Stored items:
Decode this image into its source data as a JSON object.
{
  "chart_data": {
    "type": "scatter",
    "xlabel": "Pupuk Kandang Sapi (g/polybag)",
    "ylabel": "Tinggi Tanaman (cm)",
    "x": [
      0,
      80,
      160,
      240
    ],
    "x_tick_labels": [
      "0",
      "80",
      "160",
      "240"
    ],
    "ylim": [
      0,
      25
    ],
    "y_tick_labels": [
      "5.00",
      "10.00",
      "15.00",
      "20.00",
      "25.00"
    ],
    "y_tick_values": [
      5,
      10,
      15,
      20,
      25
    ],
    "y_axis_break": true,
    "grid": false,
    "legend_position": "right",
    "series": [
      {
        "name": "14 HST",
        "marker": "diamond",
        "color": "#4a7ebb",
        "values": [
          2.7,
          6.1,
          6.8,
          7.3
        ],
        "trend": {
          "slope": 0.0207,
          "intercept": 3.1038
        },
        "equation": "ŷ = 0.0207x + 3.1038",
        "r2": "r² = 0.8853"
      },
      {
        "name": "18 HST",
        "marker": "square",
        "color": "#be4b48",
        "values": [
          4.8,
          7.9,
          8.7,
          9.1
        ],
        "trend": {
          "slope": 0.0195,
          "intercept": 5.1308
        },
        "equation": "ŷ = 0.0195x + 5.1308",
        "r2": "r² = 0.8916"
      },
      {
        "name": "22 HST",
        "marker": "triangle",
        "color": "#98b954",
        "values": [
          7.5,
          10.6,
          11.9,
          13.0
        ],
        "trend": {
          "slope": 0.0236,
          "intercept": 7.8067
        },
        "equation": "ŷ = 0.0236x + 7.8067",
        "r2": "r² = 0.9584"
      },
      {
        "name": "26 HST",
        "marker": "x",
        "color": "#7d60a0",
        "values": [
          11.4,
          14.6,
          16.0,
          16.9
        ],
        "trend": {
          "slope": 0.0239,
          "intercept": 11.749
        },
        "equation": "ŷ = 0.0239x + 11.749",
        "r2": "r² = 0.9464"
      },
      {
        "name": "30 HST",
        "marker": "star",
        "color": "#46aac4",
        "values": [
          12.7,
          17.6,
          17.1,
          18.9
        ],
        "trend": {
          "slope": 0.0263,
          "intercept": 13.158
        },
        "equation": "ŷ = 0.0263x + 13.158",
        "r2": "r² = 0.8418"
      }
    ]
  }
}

**WHAT IS BEING ASKED:** Extract the listing in its entirety and repeat it exactly.

**SOLUTION TO THIS TASK:**
Decode this image into its source data as a JSON object.
{
  "chart_data": {
    "type": "scatter",
    "xlabel": "Pupuk Kandang Sapi (g/polybag)",
    "ylabel": "Tinggi Tanaman (cm)",
    "x": [
      0,
      80,
      160,
      240
    ],
    "x_tick_labels": [
      "0",
      "80",
      "160",
      "240"
    ],
    "ylim": [
      0,
      25
    ],
    "y_tick_labels": [
      "5.00",
      "10.00",
      "15.00",
      "20.00",
      "25.00"
    ],
    "y_tick_values": [
      5,
      10,
      15,
      20,
      25
    ],
    "y_axis_break": true,
    "grid": false,
    "legend_position": "right",
    "series": [
      {
        "name": "14 HST",
        "marker": "diamond",
        "color": "#4a7ebb",
        "values": [
          2.7,
          6.1,
          6.8,
          7.3
        ],
        "trend": {
          "slope": 0.0207,
          "intercept": 3.1038
        },
        "equation": "ŷ = 0.0207x + 3.1038",
        "r2": "r² = 0.8853"
      },
      {
        "name": "18 HST",
        "marker": "square",
        "color": "#be4b48",
        "values": [
          4.8,
          7.9,
          8.7,
          9.1
        ],
        "trend": {
          "slope": 0.0195,
          "intercept": 5.1308
        },
        "equation": "ŷ = 0.0195x + 5.1308",
        "r2": "r² = 0.8916"
      },
      {
        "name": "22 HST",
        "marker": "triangle",
        "color": "#98b954",
        "values": [
          7.5,
          10.6,
          11.9,
          13.0
        ],
        "trend": {
          "slope": 0.0236,
          "intercept": 7.8067
        },
        "equation": "ŷ = 0.0236x + 7.8067",
        "r2": "r² = 0.9584"
      },
      {
        "name": "26 HST",
        "marker": "x",
        "color": "#7d60a0",
        "values": [
          11.4,
          14.6,
          16.0,
          16.9
        ],
        "trend": {
          "slope": 0.0239,
          "intercept": 11.749
        },
        "equation": "ŷ = 0.0239x + 11.749",
        "r2": "r² = 0.9464"
      },
      {
        "name": "30 HST",
        "marker": "star",
        "color": "#46aac4",
        "values": [
          12.7,
          17.6,
          17.1,
          18.9
        ],
        "trend": {
          "slope": 0.0263,
          "intercept": 13.158
        },
        "equation": "ŷ = 0.0263x + 13.158",
        "r2": "r² = 0.8418"
      }
    ]
  }
}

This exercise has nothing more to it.